■ **INSTRUCTIONS**
a. In the wolf hunt article, how many wolves do officials say have been trapped or shot since hunting began?
b. Using the wolf hunt article, decide whether each statement agrees with it, and back each yes or no with the deciding words quoted from the article: (i) The combined wolf population exceeded 4,000 when the species was dropped from the endangered species list. (ii) Hunting has begun in six states. (iii) The Michigan bill would designate the gray wolf a game animal.
c. Echo the wolf hunt article word for word, from "By JOHN FLESHER, AP" up to and including "list in January.".

■ **EXCERPT PROVIDED**
Michigan bill a step toward allowing wolf hunts

Source: Associated Press

Michigan bill a step toward allowing wolf hunts

By JOHN FLESHER, AP Environmental Writer
Updated 7:09 pm, Thursday, December 13, 2012

LANSING, Mich. (AP) Michigan moved to the brink of establishing hunting seasons for the gray wolf Thursday, as the state Legislature prepared to enact a bill designating the once-imperiled species a game animal.

Four decades after the federal government outlawed killing wolves to prevent them from going extinct in the lower 48 states, the resilient predators have bounced back in the Upper Great Lakes and Northern Rockies. Their combined population exceeded 4,000 when dropped from the endangered species list in January.

Since then, hunting has begun in five states Minnesota, Wisconsin, Idaho, Montana and Wyoming and officials say more than 640 wolves have been trapped or shot. Environmentalists are fighting in court to restore federal protections in Wyoming, and the Humane Society of the United States has served notice of intent to do likewise in the Great Lakes region.

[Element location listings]
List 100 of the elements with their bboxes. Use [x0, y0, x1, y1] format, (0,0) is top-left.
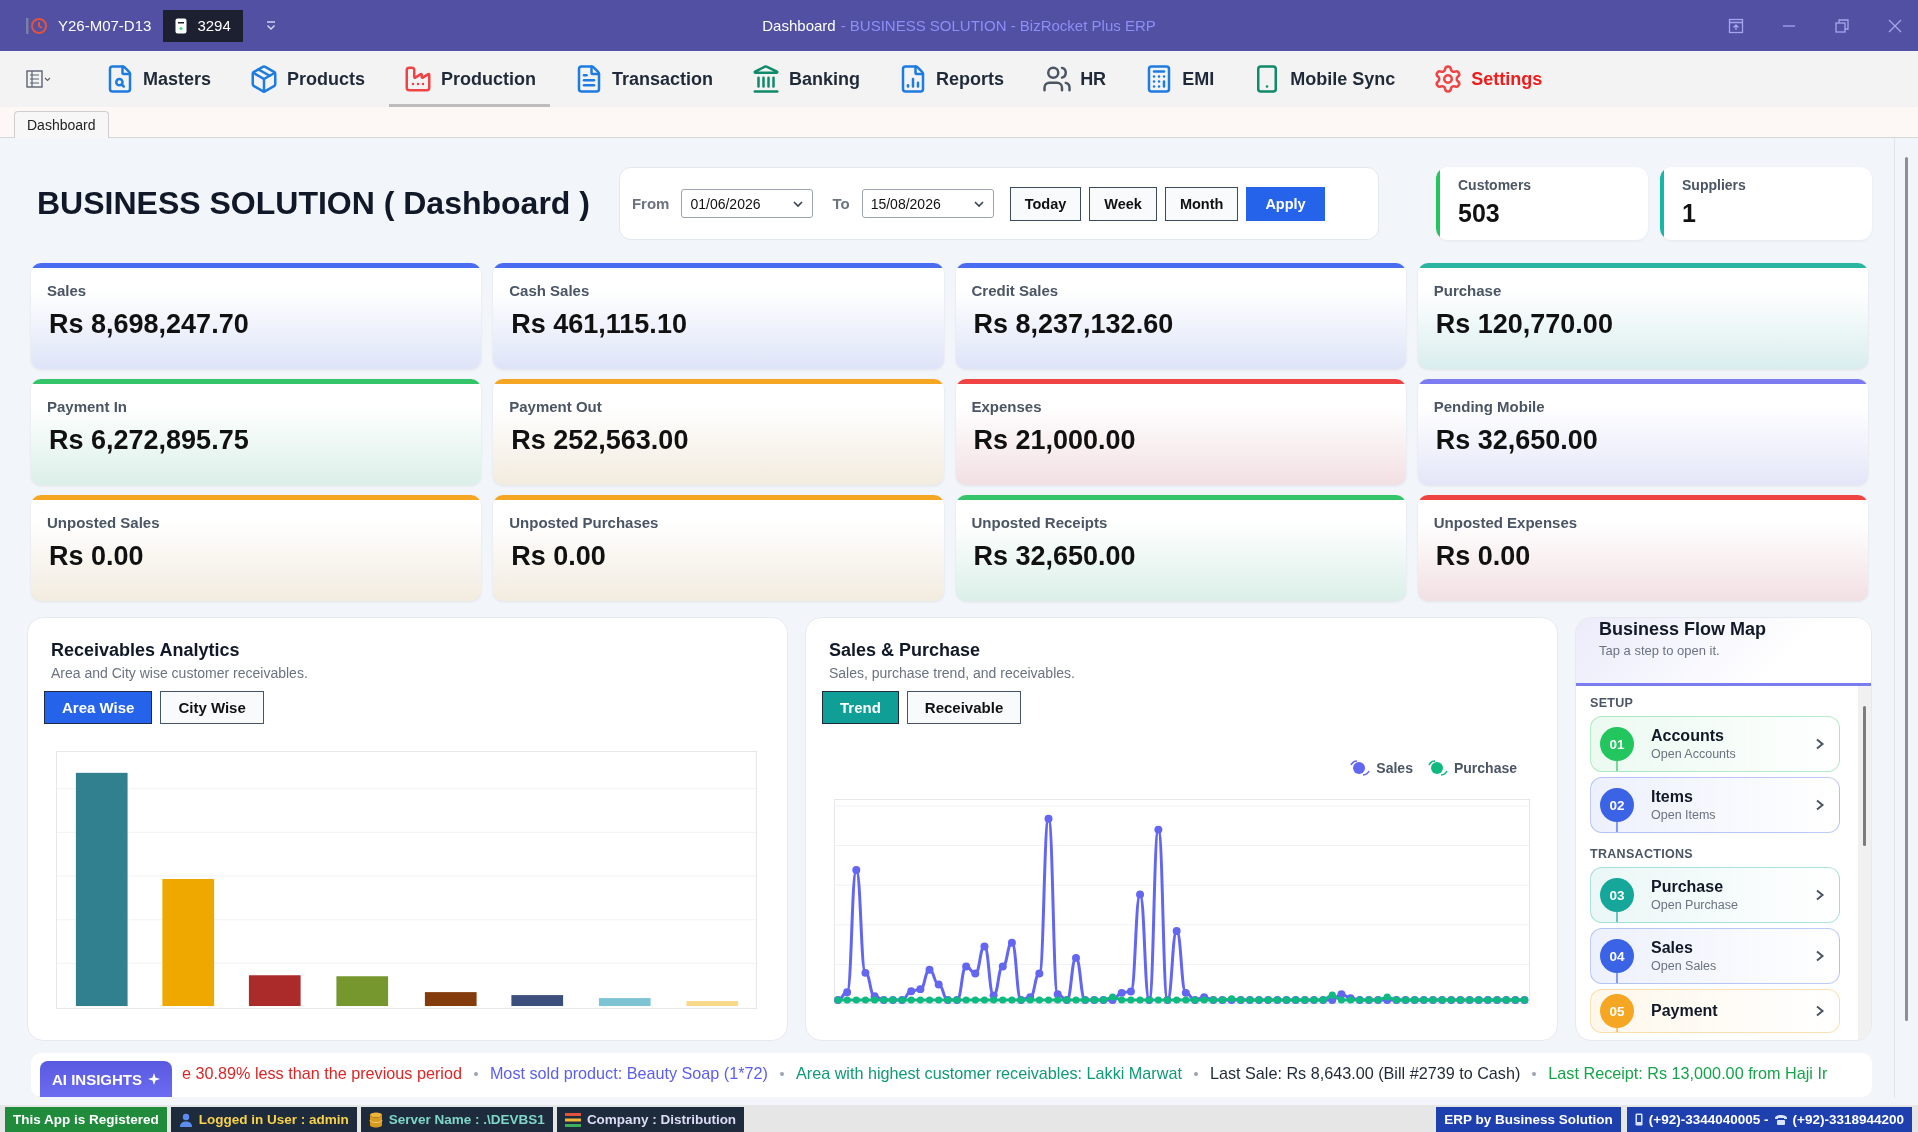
phone-icon — [1774, 1114, 1787, 1125]
toggle-button[interactable]: Area Wise — [44, 691, 153, 724]
menu-item[interactable]: Settings — [1419, 51, 1557, 107]
from-label: From — [631, 195, 670, 212]
menu-item[interactable]: HR — [1028, 51, 1121, 107]
chart-bar — [424, 992, 477, 1006]
kpi-value: Rs 0.00 — [1435, 541, 1531, 572]
panel-title: Receivables Analytics — [51, 640, 241, 661]
kpi-value: Rs 0.00 — [49, 541, 144, 572]
clock-icon — [26, 15, 48, 36]
step-title: Payment — [1651, 1002, 1718, 1020]
scrollbar-thumb[interactable] — [1863, 706, 1866, 846]
menu-item[interactable]: Mobile Sync — [1238, 51, 1410, 107]
restore-icon[interactable] — [1834, 17, 1850, 34]
bullet-icon — [1532, 1071, 1537, 1076]
chart-bar — [598, 998, 651, 1006]
document-tab[interactable]: Dashboard — [14, 111, 109, 138]
database-icon — [368, 1111, 383, 1128]
kpi-value: Rs 32,650.00 — [973, 541, 1136, 572]
counter-text: 3294 — [197, 17, 231, 34]
flow-step[interactable]: 04 Sales Open Sales — [1590, 928, 1840, 984]
bullet-icon — [779, 1071, 784, 1076]
kpi-value: Rs 0.00 — [511, 541, 606, 572]
menu-item[interactable]: Masters — [91, 51, 226, 107]
step-number: 03 — [1600, 878, 1634, 912]
chart-bar — [336, 976, 389, 1006]
kpi-label: Payment In — [47, 398, 128, 415]
box-icon[interactable] — [249, 64, 280, 94]
kpi-value: Rs 21,000.00 — [973, 425, 1136, 456]
window-tray-icon[interactable] — [1728, 17, 1744, 34]
menu-item[interactable]: EMI — [1130, 51, 1229, 107]
users-icon[interactable] — [1042, 64, 1073, 94]
insight-text: Most sold product: Beauty Soap (1*72) — [489, 1064, 768, 1083]
chevron-right-icon[interactable] — [1815, 799, 1825, 811]
legend-label: Purchase — [1453, 760, 1517, 776]
apply-button[interactable]: Apply — [1246, 186, 1325, 221]
kpi-label: Credit Sales — [971, 282, 1059, 299]
kpi-label: Payment Out — [509, 398, 602, 415]
scrollbar-thumb[interactable] — [1905, 157, 1908, 1021]
insight-text: Last Receipt: Rs 13,000.00 from Haji Ir — [1548, 1064, 1828, 1083]
kpi-value: Rs 252,563.00 — [511, 425, 689, 456]
chevron-right-icon[interactable] — [1815, 889, 1825, 901]
chevron-right-icon[interactable] — [1815, 1005, 1825, 1017]
counter-label: Suppliers — [1682, 177, 1746, 193]
counter-value: 503 — [1458, 199, 1500, 228]
counter-value: 1 — [1682, 199, 1696, 228]
range-button[interactable]: Week — [1089, 186, 1157, 221]
status-text: Logged in User : admin — [198, 1112, 349, 1127]
kpi-label: Unposted Expenses — [1433, 514, 1578, 531]
bullet-icon — [473, 1071, 478, 1076]
smartphone-icon — [1634, 1113, 1643, 1126]
kpi-label: Pending Mobile — [1433, 398, 1545, 415]
chevron-right-icon[interactable] — [1815, 738, 1825, 750]
status-text: Server Name : .\DEVBS1 — [388, 1112, 545, 1127]
kpi-label: Expenses — [971, 398, 1042, 415]
factory-icon[interactable] — [403, 64, 434, 94]
flow-step[interactable]: 01 Accounts Open Accounts — [1590, 716, 1840, 772]
step-number: 05 — [1600, 994, 1634, 1028]
insight-text: e 30.89% less than the previous period — [182, 1064, 462, 1083]
chevron-down-icon[interactable] — [264, 19, 277, 32]
settings-icon[interactable] — [1433, 64, 1464, 94]
flow-step[interactable]: 05 Payment — [1590, 989, 1840, 1033]
chart-bar — [511, 995, 564, 1006]
to-label: To — [832, 195, 850, 212]
range-button[interactable]: Month — [1164, 186, 1239, 221]
section-label: TRANSACTIONS — [1590, 847, 1694, 861]
panel-subtitle: Tap a step to open it. — [1599, 643, 1720, 658]
range-button[interactable]: Today — [1009, 186, 1082, 221]
date-field[interactable]: 01/06/2026 — [681, 189, 814, 218]
document-icon — [175, 17, 188, 34]
kpi-value: Rs 6,272,895.75 — [49, 425, 249, 456]
step-subtitle: Open Sales — [1651, 959, 1717, 973]
flow-step[interactable]: 02 Items Open Items — [1590, 777, 1840, 833]
step-number: 02 — [1600, 788, 1634, 822]
toggle-button[interactable]: City Wise — [160, 691, 264, 724]
menu-item[interactable]: Reports — [884, 51, 1019, 107]
insight-text: Area with highest customer receivables: Lakki Marwat — [795, 1064, 1182, 1083]
close-icon[interactable] — [1887, 17, 1903, 34]
legend-label: Sales — [1376, 760, 1413, 776]
kpi-label: Unposted Receipts — [971, 514, 1108, 531]
menu-item[interactable]: Transaction — [560, 51, 728, 107]
layers-icon — [564, 1112, 581, 1127]
panel-title: Sales & Purchase — [829, 640, 982, 661]
chart-bar — [686, 1001, 739, 1006]
menu-item[interactable]: Banking — [737, 51, 875, 107]
step-number: 01 — [1600, 727, 1634, 761]
date-field[interactable]: 15/08/2026 — [861, 189, 994, 218]
chevron-right-icon[interactable] — [1815, 950, 1825, 962]
step-title: Accounts — [1651, 727, 1724, 745]
toggle-button[interactable]: Receivable — [906, 691, 1022, 724]
list-menu-icon[interactable] — [26, 70, 52, 88]
step-subtitle: Open Items — [1651, 808, 1716, 822]
menu-item[interactable]: Products — [235, 51, 380, 107]
flow-step[interactable]: 03 Purchase Open Purchase — [1590, 867, 1840, 923]
kpi-label: Unposted Sales — [47, 514, 160, 531]
chart-bar — [248, 975, 301, 1006]
date-code-text: Y26-M07-D13 — [58, 17, 152, 34]
bullet-icon — [1193, 1071, 1198, 1076]
window-title: Dashboard - BUSINESS SOLUTION - BizRocket Plus ERP — [762, 17, 1156, 34]
kpi-value: Rs 461,115.10 — [511, 309, 687, 340]
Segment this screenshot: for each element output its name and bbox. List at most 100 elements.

■ **SOLUTIONS TO THE PROBLEMS**
a. More than 640.

b.
(i) Yes: "Their combined population exceeded 4,000 when dropped from the endangered species list in January."
(ii) No: "hunting has begun in five states"
(iii) Yes: "a bill designating the once-imperiled species a game animal"

c.
By JOHN FLESHER, AP Environmental Writer
Updated 7:09 pm, Thursday, December 13, 2012

LANSING, Mich. (AP) Michigan moved to the brink of establishing hunting seasons for the gray wolf Thursday, as the state Legislature prepared to enact a bill designating the once-imperiled species a game animal.

Four decades after the federal government outlawed killing wolves to prevent them from going extinct in the lower 48 states, the resilient predators have bounced back in the Upper Great Lakes and Northern Rockies. Their combined population exceeded 4,000 when dropped from the endangered species list in January.